(Entries taken from a collection)
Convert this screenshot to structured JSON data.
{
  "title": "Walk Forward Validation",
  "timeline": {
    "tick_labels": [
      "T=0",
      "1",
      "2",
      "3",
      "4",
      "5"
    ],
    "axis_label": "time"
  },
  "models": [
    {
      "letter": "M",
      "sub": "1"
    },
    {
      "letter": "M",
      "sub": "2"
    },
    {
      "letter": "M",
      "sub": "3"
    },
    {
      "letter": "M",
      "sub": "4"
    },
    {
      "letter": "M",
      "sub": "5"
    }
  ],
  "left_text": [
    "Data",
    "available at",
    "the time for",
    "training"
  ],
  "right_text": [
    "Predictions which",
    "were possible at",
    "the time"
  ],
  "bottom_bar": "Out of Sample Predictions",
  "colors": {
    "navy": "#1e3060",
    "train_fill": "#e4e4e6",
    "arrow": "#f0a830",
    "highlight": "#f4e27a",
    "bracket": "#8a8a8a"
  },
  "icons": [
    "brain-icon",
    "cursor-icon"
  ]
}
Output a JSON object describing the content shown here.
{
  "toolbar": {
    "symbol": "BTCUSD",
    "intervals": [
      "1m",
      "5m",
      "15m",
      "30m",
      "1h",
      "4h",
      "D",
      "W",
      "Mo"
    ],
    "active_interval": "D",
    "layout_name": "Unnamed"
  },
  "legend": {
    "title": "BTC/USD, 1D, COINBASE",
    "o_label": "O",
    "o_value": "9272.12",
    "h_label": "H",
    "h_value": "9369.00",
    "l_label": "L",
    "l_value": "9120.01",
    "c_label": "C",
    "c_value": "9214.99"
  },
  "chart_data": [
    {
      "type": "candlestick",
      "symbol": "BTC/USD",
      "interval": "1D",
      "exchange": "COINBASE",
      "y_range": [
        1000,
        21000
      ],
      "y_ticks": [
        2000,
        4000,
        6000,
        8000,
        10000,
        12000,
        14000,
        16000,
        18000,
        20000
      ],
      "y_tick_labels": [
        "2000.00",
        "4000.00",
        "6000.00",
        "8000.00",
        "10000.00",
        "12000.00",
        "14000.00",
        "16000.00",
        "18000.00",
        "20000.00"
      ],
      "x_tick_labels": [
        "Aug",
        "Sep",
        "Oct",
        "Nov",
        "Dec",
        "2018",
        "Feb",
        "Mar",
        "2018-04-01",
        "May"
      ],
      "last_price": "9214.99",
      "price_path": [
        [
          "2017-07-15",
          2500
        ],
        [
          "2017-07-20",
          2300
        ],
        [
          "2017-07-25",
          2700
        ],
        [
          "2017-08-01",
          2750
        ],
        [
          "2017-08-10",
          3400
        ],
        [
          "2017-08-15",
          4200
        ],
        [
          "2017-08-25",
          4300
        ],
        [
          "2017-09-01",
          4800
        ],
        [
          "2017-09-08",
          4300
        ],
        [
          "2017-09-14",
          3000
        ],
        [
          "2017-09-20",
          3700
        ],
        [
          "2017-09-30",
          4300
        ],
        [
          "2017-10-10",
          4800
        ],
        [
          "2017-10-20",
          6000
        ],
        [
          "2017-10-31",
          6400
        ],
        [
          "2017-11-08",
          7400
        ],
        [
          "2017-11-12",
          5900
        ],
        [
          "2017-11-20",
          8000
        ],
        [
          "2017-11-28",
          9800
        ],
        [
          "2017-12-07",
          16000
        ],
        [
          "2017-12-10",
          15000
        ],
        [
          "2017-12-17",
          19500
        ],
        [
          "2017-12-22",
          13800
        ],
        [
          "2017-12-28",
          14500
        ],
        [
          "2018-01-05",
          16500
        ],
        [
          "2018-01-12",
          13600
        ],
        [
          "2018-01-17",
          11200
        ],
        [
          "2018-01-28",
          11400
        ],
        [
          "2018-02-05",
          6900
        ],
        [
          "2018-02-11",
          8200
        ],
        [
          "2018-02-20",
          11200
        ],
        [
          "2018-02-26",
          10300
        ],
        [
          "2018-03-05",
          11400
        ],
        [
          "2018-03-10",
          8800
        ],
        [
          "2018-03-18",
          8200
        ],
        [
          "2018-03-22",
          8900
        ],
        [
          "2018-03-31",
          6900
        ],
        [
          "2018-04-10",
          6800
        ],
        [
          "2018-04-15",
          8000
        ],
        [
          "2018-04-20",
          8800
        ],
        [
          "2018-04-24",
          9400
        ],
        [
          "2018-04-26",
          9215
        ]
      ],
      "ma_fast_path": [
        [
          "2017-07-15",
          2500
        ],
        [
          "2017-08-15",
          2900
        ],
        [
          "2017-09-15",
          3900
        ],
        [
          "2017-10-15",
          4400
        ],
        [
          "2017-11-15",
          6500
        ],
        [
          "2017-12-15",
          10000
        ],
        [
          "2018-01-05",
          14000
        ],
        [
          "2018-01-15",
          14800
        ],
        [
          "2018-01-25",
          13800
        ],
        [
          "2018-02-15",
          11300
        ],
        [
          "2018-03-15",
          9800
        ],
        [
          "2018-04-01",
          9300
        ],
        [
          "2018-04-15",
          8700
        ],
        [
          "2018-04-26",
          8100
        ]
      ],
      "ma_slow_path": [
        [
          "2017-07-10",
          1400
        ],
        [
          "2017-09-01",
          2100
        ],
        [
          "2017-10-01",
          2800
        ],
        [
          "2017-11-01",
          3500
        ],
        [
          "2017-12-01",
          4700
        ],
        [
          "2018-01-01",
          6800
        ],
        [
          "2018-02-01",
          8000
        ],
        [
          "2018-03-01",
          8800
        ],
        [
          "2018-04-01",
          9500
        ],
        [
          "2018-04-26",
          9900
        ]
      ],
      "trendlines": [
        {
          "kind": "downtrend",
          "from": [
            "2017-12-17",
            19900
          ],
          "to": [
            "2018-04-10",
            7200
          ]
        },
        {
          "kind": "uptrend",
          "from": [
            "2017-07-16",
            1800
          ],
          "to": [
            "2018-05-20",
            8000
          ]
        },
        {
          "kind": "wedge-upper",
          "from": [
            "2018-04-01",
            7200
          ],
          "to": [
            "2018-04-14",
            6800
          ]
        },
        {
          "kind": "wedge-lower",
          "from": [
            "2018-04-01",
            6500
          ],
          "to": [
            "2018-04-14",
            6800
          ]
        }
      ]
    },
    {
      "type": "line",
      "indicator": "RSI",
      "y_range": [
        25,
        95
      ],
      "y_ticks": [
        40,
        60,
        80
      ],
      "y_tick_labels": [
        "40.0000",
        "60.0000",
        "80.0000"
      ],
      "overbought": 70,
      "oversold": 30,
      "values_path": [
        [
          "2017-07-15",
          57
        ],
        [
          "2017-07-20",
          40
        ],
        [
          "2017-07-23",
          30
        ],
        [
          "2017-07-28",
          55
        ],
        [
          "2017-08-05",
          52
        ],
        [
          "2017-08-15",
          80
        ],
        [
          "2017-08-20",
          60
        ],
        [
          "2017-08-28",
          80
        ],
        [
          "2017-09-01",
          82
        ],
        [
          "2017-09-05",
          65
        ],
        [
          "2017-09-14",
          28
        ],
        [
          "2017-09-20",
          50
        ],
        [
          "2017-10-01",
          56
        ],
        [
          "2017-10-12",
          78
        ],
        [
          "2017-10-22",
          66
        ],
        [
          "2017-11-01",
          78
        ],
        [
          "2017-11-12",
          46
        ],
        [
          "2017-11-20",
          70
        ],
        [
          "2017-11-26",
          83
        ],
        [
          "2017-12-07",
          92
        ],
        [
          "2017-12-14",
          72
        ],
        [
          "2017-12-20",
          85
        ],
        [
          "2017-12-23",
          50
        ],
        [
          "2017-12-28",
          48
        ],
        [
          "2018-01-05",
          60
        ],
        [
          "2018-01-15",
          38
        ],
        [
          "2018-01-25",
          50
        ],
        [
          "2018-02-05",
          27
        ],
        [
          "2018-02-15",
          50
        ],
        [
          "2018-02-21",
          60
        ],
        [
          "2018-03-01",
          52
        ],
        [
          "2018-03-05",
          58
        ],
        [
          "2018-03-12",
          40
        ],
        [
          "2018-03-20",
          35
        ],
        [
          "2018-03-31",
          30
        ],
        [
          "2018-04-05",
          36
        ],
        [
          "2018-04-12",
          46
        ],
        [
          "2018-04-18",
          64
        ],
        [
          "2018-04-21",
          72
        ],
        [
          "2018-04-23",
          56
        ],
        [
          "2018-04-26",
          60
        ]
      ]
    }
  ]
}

### Aim
All lines in the data that contain the word "title" should be copied.

### Final result
  "title": "Walk Forward Validation",
    "title": "BTC/USD, 1D, COINBASE",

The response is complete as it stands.